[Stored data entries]
<<<<
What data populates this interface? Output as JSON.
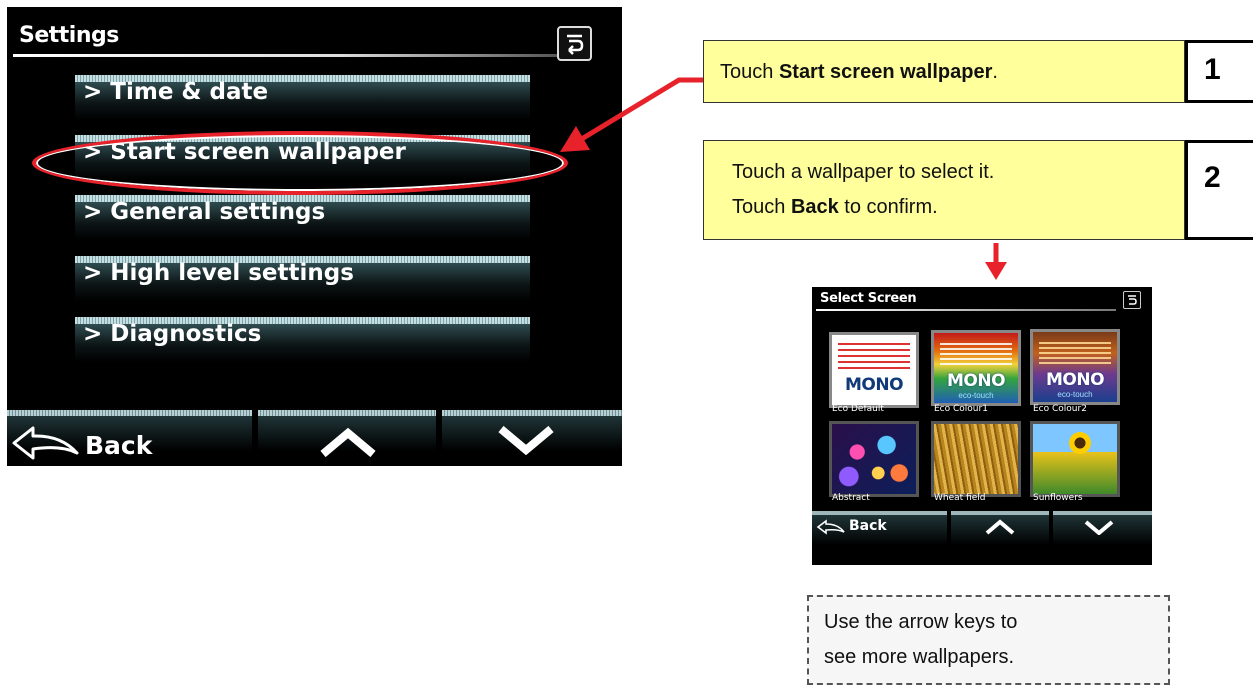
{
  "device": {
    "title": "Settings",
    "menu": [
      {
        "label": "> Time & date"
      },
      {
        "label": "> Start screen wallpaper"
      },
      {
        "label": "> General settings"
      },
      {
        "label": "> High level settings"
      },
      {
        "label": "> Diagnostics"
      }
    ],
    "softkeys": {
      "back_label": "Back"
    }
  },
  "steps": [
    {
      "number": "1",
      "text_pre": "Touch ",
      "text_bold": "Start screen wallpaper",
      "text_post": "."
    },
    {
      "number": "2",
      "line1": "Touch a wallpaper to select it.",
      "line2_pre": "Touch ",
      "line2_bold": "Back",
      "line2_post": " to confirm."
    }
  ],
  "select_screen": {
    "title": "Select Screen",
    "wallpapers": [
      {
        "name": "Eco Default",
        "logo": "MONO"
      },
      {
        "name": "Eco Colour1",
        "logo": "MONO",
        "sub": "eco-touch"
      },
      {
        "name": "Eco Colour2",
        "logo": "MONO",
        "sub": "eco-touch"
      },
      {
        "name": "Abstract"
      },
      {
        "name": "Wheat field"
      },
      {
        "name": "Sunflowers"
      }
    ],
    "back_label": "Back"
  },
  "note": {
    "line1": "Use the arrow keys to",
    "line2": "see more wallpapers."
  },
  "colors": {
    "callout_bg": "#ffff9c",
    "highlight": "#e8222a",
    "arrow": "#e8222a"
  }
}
>>>>
■ GIVEN REQUEST:
Output all of the records exactly as they appear above, but not the pictures.

■ RESPONSE FOR THIS EXERCISE:
What data populates this interface? Output as JSON.
{
  "device": {
    "title": "Settings",
    "menu": [
      {
        "label": "> Time & date"
      },
      {
        "label": "> Start screen wallpaper"
      },
      {
        "label": "> General settings"
      },
      {
        "label": "> High level settings"
      },
      {
        "label": "> Diagnostics"
      }
    ],
    "softkeys": {
      "back_label": "Back"
    }
  },
  "steps": [
    {
      "number": "1",
      "text_pre": "Touch ",
      "text_bold": "Start screen wallpaper",
      "text_post": "."
    },
    {
      "number": "2",
      "line1": "Touch a wallpaper to select it.",
      "line2_pre": "Touch ",
      "line2_bold": "Back",
      "line2_post": " to confirm."
    }
  ],
  "select_screen": {
    "title": "Select Screen",
    "wallpapers": [
      {
        "name": "Eco Default",
        "logo": "MONO"
      },
      {
        "name": "Eco Colour1",
        "logo": "MONO",
        "sub": "eco-touch"
      },
      {
        "name": "Eco Colour2",
        "logo": "MONO",
        "sub": "eco-touch"
      },
      {
        "name": "Abstract"
      },
      {
        "name": "Wheat field"
      },
      {
        "name": "Sunflowers"
      }
    ],
    "back_label": "Back"
  },
  "note": {
    "line1": "Use the arrow keys to",
    "line2": "see more wallpapers."
  },
  "colors": {
    "callout_bg": "#ffff9c",
    "highlight": "#e8222a",
    "arrow": "#e8222a"
  }
}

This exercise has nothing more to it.